(Figure collection entries)
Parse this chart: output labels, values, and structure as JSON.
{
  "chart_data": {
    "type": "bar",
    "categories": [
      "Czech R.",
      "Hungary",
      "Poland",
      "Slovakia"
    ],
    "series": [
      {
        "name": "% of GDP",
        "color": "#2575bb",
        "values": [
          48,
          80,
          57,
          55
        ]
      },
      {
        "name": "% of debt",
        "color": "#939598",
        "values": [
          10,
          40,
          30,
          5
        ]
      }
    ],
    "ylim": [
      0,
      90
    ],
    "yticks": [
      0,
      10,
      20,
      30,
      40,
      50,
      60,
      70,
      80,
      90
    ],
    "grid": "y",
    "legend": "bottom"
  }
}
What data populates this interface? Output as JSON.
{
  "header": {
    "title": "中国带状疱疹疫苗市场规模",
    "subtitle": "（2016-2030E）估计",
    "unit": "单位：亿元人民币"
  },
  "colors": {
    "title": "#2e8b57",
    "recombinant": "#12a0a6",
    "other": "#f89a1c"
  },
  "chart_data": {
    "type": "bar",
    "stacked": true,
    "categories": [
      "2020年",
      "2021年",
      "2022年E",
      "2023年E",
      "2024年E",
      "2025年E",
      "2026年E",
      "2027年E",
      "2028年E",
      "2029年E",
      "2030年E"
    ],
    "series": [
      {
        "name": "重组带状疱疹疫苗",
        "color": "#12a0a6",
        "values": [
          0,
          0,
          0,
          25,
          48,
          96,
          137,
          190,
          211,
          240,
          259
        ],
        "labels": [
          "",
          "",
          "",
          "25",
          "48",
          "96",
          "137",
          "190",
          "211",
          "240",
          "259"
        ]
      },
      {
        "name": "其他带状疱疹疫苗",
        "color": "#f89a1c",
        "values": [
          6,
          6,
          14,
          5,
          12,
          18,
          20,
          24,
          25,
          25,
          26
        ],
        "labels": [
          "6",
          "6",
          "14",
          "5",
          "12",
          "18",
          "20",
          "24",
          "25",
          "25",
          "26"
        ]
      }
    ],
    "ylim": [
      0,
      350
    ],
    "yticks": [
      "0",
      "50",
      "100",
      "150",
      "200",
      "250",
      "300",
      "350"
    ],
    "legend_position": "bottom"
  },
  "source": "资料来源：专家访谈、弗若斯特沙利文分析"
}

GIVEN EXERCISE
Reproduce the full listing word for word.

FINISHED ANSWER
Parse this chart: output labels, values, and structure as JSON.
{
  "chart_data": {
    "type": "bar",
    "categories": [
      "Czech R.",
      "Hungary",
      "Poland",
      "Slovakia"
    ],
    "series": [
      {
        "name": "% of GDP",
        "color": "#2575bb",
        "values": [
          48,
          80,
          57,
          55
        ]
      },
      {
        "name": "% of debt",
        "color": "#939598",
        "values": [
          10,
          40,
          30,
          5
        ]
      }
    ],
    "ylim": [
      0,
      90
    ],
    "yticks": [
      0,
      10,
      20,
      30,
      40,
      50,
      60,
      70,
      80,
      90
    ],
    "grid": "y",
    "legend": "bottom"
  }
}
What data populates this interface? Output as JSON.
{
  "header": {
    "title": "中国带状疱疹疫苗市场规模",
    "subtitle": "（2016-2030E）估计",
    "unit": "单位：亿元人民币"
  },
  "colors": {
    "title": "#2e8b57",
    "recombinant": "#12a0a6",
    "other": "#f89a1c"
  },
  "chart_data": {
    "type": "bar",
    "stacked": true,
    "categories": [
      "2020年",
      "2021年",
      "2022年E",
      "2023年E",
      "2024年E",
      "2025年E",
      "2026年E",
      "2027年E",
      "2028年E",
      "2029年E",
      "2030年E"
    ],
    "series": [
      {
        "name": "重组带状疱疹疫苗",
        "color": "#12a0a6",
        "values": [
          0,
          0,
          0,
          25,
          48,
          96,
          137,
          190,
          211,
          240,
          259
        ],
        "labels": [
          "",
          "",
          "",
          "25",
          "48",
          "96",
          "137",
          "190",
          "211",
          "240",
          "259"
        ]
      },
      {
        "name": "其他带状疱疹疫苗",
        "color": "#f89a1c",
        "values": [
          6,
          6,
          14,
          5,
          12,
          18,
          20,
          24,
          25,
          25,
          26
        ],
        "labels": [
          "6",
          "6",
          "14",
          "5",
          "12",
          "18",
          "20",
          "24",
          "25",
          "25",
          "26"
        ]
      }
    ],
    "ylim": [
      0,
      350
    ],
    "yticks": [
      "0",
      "50",
      "100",
      "150",
      "200",
      "250",
      "300",
      "350"
    ],
    "legend_position": "bottom"
  },
  "source": "资料来源：专家访谈、弗若斯特沙利文分析"
}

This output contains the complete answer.